RECORD LIST:

[start]

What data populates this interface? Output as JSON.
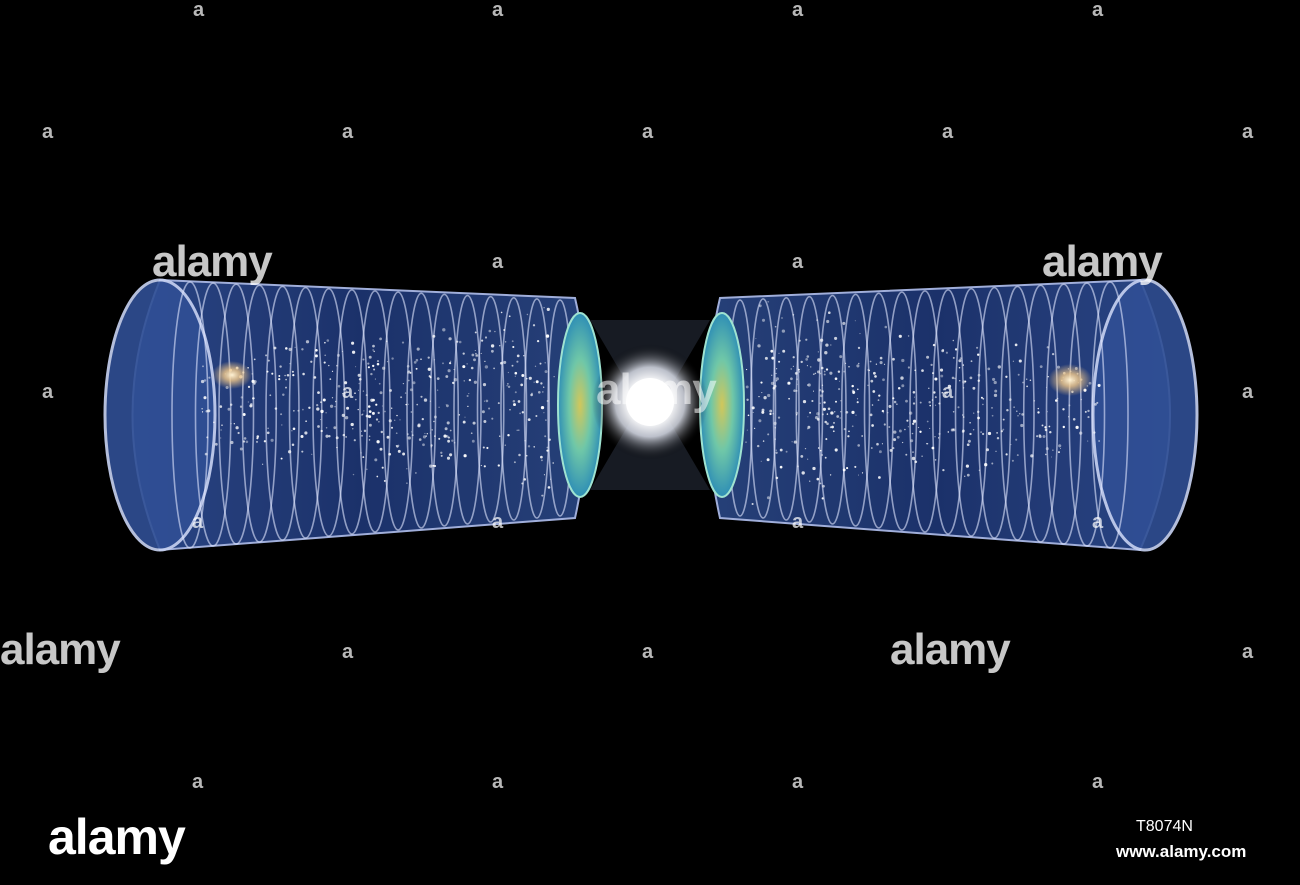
{
  "image": {
    "subject": "two tapered cylinders meeting at a bright central point",
    "colors": {
      "background": "#000000",
      "cylinder_body": "#233c7a",
      "cylinder_edge": "#a9b8e6",
      "ring": "#dfe6ff",
      "cmb_disc": "#6fc7a8",
      "core_glow": "#ffffff"
    }
  },
  "watermarks": {
    "small_mark": "a",
    "word_mark": "alamy"
  },
  "footer": {
    "logo": "alamy",
    "image_id": "T8074N",
    "site_url": "www.alamy.com"
  }
}
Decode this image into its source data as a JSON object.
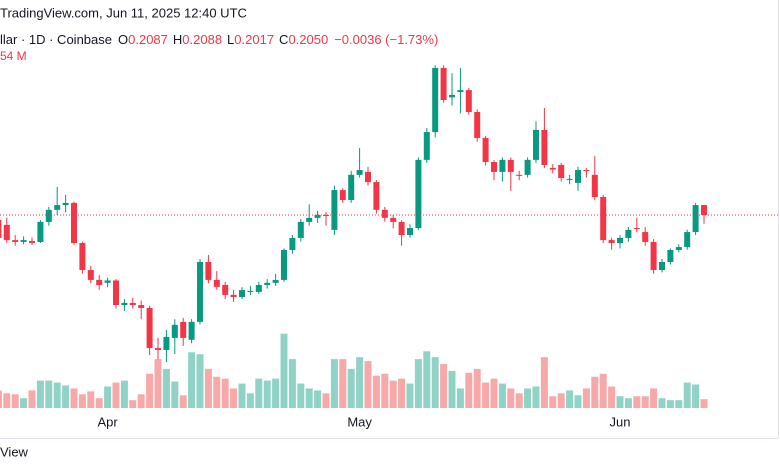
{
  "chart_data": {
    "type": "candlestick",
    "watermark": "TradingView.com, Jun 11, 2025 12:40 UTC",
    "symbol": "llar · 1D · Coinbase",
    "ohlc_legend": [
      {
        "label": "O",
        "value": "0.2087"
      },
      {
        "label": "H",
        "value": "0.2088"
      },
      {
        "label": "L",
        "value": "0.2017"
      },
      {
        "label": "C",
        "value": "0.2050"
      }
    ],
    "change": "−0.0036 (−1.73%)",
    "volume_label": "54 M",
    "footer": "View",
    "up_color": "#089981",
    "down_color": "#f23645",
    "volume_up_color": "#8fd3c6",
    "volume_down_color": "#f7a9a9",
    "ylim": [
      0.1283,
      0.2854
    ],
    "volume_ylim": [
      0,
      1600
    ],
    "categories": [
      null,
      null,
      null,
      null,
      null,
      null,
      null,
      null,
      null,
      null,
      null,
      null,
      null,
      "Apr",
      null,
      null,
      null,
      null,
      null,
      null,
      null,
      null,
      null,
      null,
      null,
      null,
      null,
      null,
      null,
      null,
      null,
      null,
      null,
      null,
      null,
      null,
      null,
      null,
      null,
      null,
      null,
      null,
      null,
      "May",
      null,
      null,
      null,
      null,
      null,
      null,
      null,
      null,
      null,
      null,
      null,
      null,
      null,
      null,
      null,
      null,
      null,
      null,
      null,
      null,
      null,
      null,
      null,
      null,
      null,
      null,
      null,
      null,
      null,
      null,
      "Jun",
      null,
      null,
      null,
      null,
      null,
      null,
      null,
      null,
      null,
      null
    ],
    "open": [
      0.2031,
      0.2013,
      0.1956,
      0.1949,
      0.1952,
      0.1949,
      0.2024,
      0.2069,
      0.2087,
      0.2095,
      0.1945,
      0.1844,
      0.1807,
      0.1796,
      0.1805,
      0.1713,
      0.1721,
      0.1713,
      0.1702,
      0.1552,
      0.1545,
      0.159,
      0.165,
      0.1583,
      0.165,
      0.1874,
      0.1807,
      0.1788,
      0.1751,
      0.1743,
      0.1762,
      0.1762,
      0.1788,
      0.1796,
      0.1807,
      0.1919,
      0.1964,
      0.2024,
      0.2039,
      0.205,
      0.1994,
      0.2143,
      0.2106,
      0.22,
      0.2211,
      0.2173,
      0.2069,
      0.2039,
      0.2024,
      0.1975,
      0.2001,
      0.2256,
      0.236,
      0.26,
      0.249,
      0.251,
      0.2517,
      0.2435,
      0.2338,
      0.2248,
      0.2211,
      0.2256,
      0.22,
      0.22,
      0.2256,
      0.2368,
      0.2226,
      0.2237,
      0.2181,
      0.217,
      0.2218,
      0.22,
      0.2117,
      0.1956,
      0.1945,
      0.1964,
      0.2001,
      0.1986,
      0.1949,
      0.1844,
      0.1874,
      0.1919,
      0.193,
      0.1986,
      0.2087
    ],
    "high": [
      0.2045,
      0.204,
      0.1975,
      0.197,
      0.1965,
      0.2031,
      0.208,
      0.2155,
      0.2125,
      0.21,
      0.195,
      0.186,
      0.1825,
      0.1815,
      0.181,
      0.1735,
      0.174,
      0.173,
      0.171,
      0.159,
      0.162,
      0.166,
      0.1665,
      0.166,
      0.1885,
      0.19,
      0.184,
      0.18,
      0.177,
      0.178,
      0.1785,
      0.18,
      0.181,
      0.183,
      0.1925,
      0.1975,
      0.2035,
      0.209,
      0.2065,
      0.206,
      0.216,
      0.215,
      0.2215,
      0.23,
      0.223,
      0.218,
      0.208,
      0.205,
      0.203,
      0.2015,
      0.2265,
      0.2375,
      0.261,
      0.261,
      0.258,
      0.26,
      0.2525,
      0.2445,
      0.2345,
      0.2255,
      0.2265,
      0.2265,
      0.2215,
      0.2265,
      0.24,
      0.245,
      0.224,
      0.2245,
      0.22,
      0.223,
      0.2225,
      0.227,
      0.2125,
      0.1965,
      0.1975,
      0.2005,
      0.204,
      0.2005,
      0.196,
      0.1885,
      0.1925,
      0.194,
      0.1995,
      0.2095,
      0.2088
    ],
    "low": [
      0.195,
      0.1945,
      0.1935,
      0.194,
      0.1938,
      0.1945,
      0.201,
      0.205,
      0.206,
      0.1938,
      0.183,
      0.1795,
      0.177,
      0.178,
      0.17,
      0.169,
      0.17,
      0.166,
      0.1526,
      0.151,
      0.15,
      0.153,
      0.156,
      0.157,
      0.164,
      0.1795,
      0.177,
      0.1735,
      0.1725,
      0.1735,
      0.175,
      0.1755,
      0.1775,
      0.1785,
      0.18,
      0.1905,
      0.195,
      0.201,
      0.202,
      0.201,
      0.1975,
      0.2095,
      0.2095,
      0.219,
      0.216,
      0.2055,
      0.2025,
      0.2,
      0.1935,
      0.1965,
      0.1995,
      0.2245,
      0.234,
      0.247,
      0.246,
      0.243,
      0.2425,
      0.2325,
      0.2235,
      0.218,
      0.2175,
      0.214,
      0.218,
      0.219,
      0.2245,
      0.2225,
      0.2205,
      0.2175,
      0.2165,
      0.214,
      0.219,
      0.2105,
      0.1945,
      0.192,
      0.1925,
      0.195,
      0.1985,
      0.1935,
      0.183,
      0.1835,
      0.1865,
      0.191,
      0.192,
      0.1975,
      0.2017
    ],
    "close": [
      0.1964,
      0.1956,
      0.1949,
      0.1956,
      0.1945,
      0.2024,
      0.2069,
      0.2087,
      0.2095,
      0.1945,
      0.1844,
      0.1807,
      0.1788,
      0.1805,
      0.1713,
      0.1721,
      0.1713,
      0.1702,
      0.1552,
      0.1545,
      0.1594,
      0.1639,
      0.159,
      0.165,
      0.1874,
      0.1807,
      0.1781,
      0.1751,
      0.1743,
      0.1769,
      0.1766,
      0.1788,
      0.1796,
      0.1807,
      0.1919,
      0.1964,
      0.2024,
      0.2039,
      0.205,
      0.2046,
      0.2143,
      0.2106,
      0.22,
      0.2218,
      0.2173,
      0.2069,
      0.2039,
      0.2024,
      0.1975,
      0.2001,
      0.2256,
      0.236,
      0.26,
      0.248,
      0.2499,
      0.2517,
      0.2435,
      0.2338,
      0.2248,
      0.2211,
      0.2256,
      0.2211,
      0.2196,
      0.2256,
      0.2368,
      0.2237,
      0.222,
      0.2188,
      0.2185,
      0.2218,
      0.2214,
      0.2117,
      0.1956,
      0.1945,
      0.1964,
      0.1994,
      0.1998,
      0.1949,
      0.1844,
      0.1874,
      0.1919,
      0.193,
      0.1986,
      0.2087,
      0.205
    ],
    "volume": [
      306,
      255,
      238,
      170,
      306,
      476,
      476,
      442,
      391,
      340,
      238,
      289,
      170,
      374,
      442,
      476,
      136,
      238,
      595,
      850,
      680,
      459,
      221,
      969,
      935,
      680,
      544,
      510,
      340,
      425,
      255,
      510,
      476,
      510,
      1292,
      850,
      425,
      340,
      306,
      255,
      850,
      850,
      680,
      884,
      816,
      561,
      595,
      476,
      510,
      425,
      850,
      986,
      884,
      765,
      646,
      340,
      612,
      680,
      442,
      510,
      425,
      340,
      255,
      340,
      374,
      884,
      204,
      255,
      306,
      221,
      340,
      544,
      595,
      374,
      204,
      170,
      204,
      204,
      340,
      170,
      136,
      136,
      442,
      408,
      154
    ]
  }
}
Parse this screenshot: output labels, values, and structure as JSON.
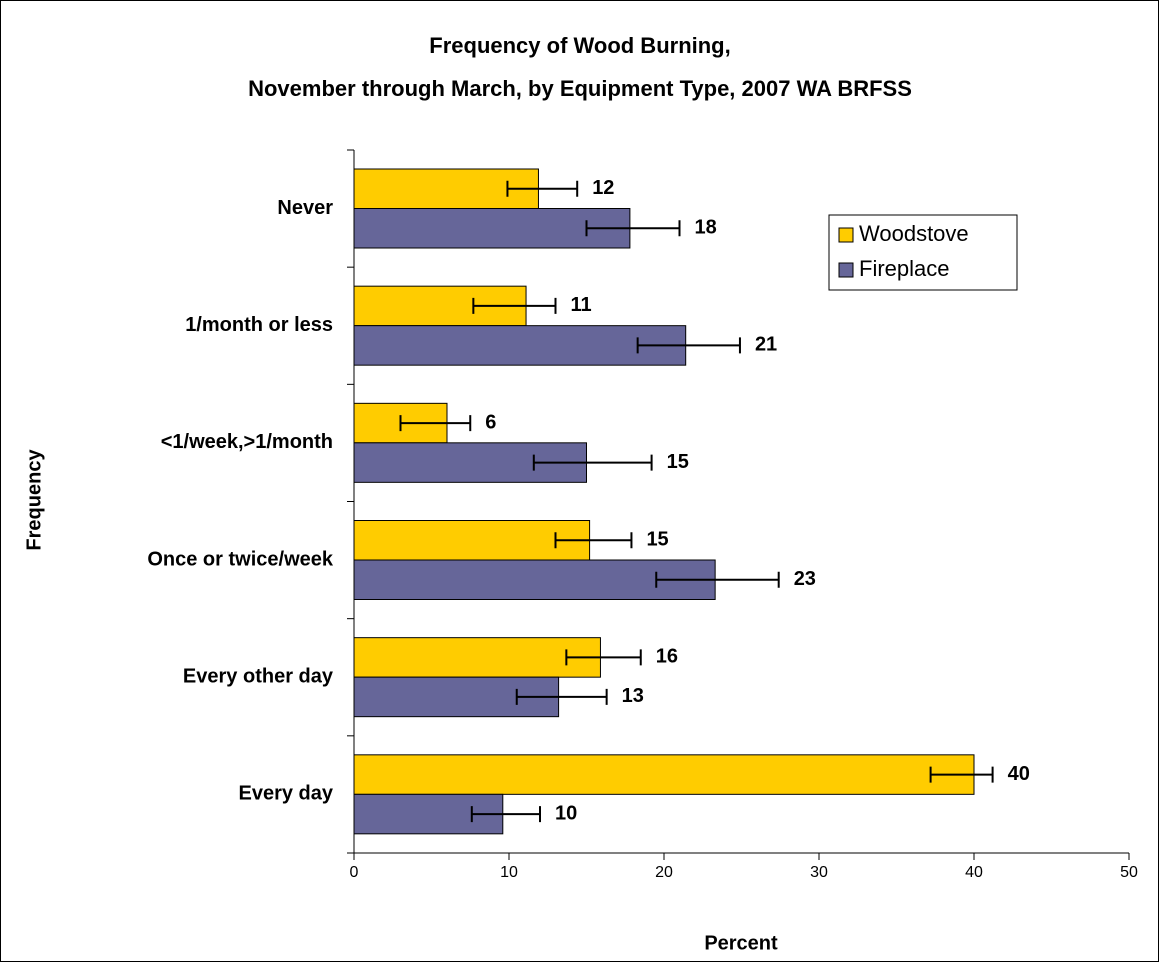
{
  "chart_data": {
    "type": "bar",
    "orientation": "horizontal",
    "title": [
      "Frequency of Wood Burning,",
      "November through March, by Equipment Type, 2007 WA BRFSS"
    ],
    "x_label": "Percent",
    "y_label": "Frequency",
    "categories": [
      "Never",
      "1/month or less",
      "<1/week,>1/month",
      "Once or twice/week",
      "Every other day",
      "Every day"
    ],
    "series": [
      {
        "name": "Woodstove",
        "color": "#ffcc00",
        "values": [
          11.9,
          11.1,
          6.0,
          15.2,
          15.9,
          40.0
        ],
        "value_labels": [
          "12",
          "11",
          "6",
          "15",
          "16",
          "40"
        ],
        "ci_low": [
          9.9,
          7.7,
          3.0,
          13.0,
          13.7,
          37.2
        ],
        "ci_high": [
          14.4,
          13.0,
          7.5,
          17.9,
          18.5,
          41.2
        ]
      },
      {
        "name": "Fireplace",
        "color": "#666699",
        "values": [
          17.8,
          21.4,
          15.0,
          23.3,
          13.2,
          9.6
        ],
        "value_labels": [
          "18",
          "21",
          "15",
          "23",
          "13",
          "10"
        ],
        "ci_low": [
          15.0,
          18.3,
          11.6,
          19.5,
          10.5,
          7.6
        ],
        "ci_high": [
          21.0,
          24.9,
          19.2,
          27.4,
          16.3,
          12.0
        ]
      }
    ],
    "xlim": [
      0,
      50
    ],
    "xticks": [
      0,
      10,
      20,
      30,
      40,
      50
    ],
    "legend": "upper right"
  }
}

[end]

TASK PROMPT:
Only the lines from the one containing "Parse this screenshot: output" through the last line of the records above should be repeated, exactly and without pictures.

SOLVED PROBLEM:
Parse this screenshot: output labels, values, and structure as JSON.
{
  "chart_data": {
    "type": "bar",
    "orientation": "horizontal",
    "title": [
      "Frequency of Wood Burning,",
      "November through March, by Equipment Type, 2007 WA BRFSS"
    ],
    "x_label": "Percent",
    "y_label": "Frequency",
    "categories": [
      "Never",
      "1/month or less",
      "<1/week,>1/month",
      "Once or twice/week",
      "Every other day",
      "Every day"
    ],
    "series": [
      {
        "name": "Woodstove",
        "color": "#ffcc00",
        "values": [
          11.9,
          11.1,
          6.0,
          15.2,
          15.9,
          40.0
        ],
        "value_labels": [
          "12",
          "11",
          "6",
          "15",
          "16",
          "40"
        ],
        "ci_low": [
          9.9,
          7.7,
          3.0,
          13.0,
          13.7,
          37.2
        ],
        "ci_high": [
          14.4,
          13.0,
          7.5,
          17.9,
          18.5,
          41.2
        ]
      },
      {
        "name": "Fireplace",
        "color": "#666699",
        "values": [
          17.8,
          21.4,
          15.0,
          23.3,
          13.2,
          9.6
        ],
        "value_labels": [
          "18",
          "21",
          "15",
          "23",
          "13",
          "10"
        ],
        "ci_low": [
          15.0,
          18.3,
          11.6,
          19.5,
          10.5,
          7.6
        ],
        "ci_high": [
          21.0,
          24.9,
          19.2,
          27.4,
          16.3,
          12.0
        ]
      }
    ],
    "xlim": [
      0,
      50
    ],
    "xticks": [
      0,
      10,
      20,
      30,
      40,
      50
    ],
    "legend": "upper right"
  }
}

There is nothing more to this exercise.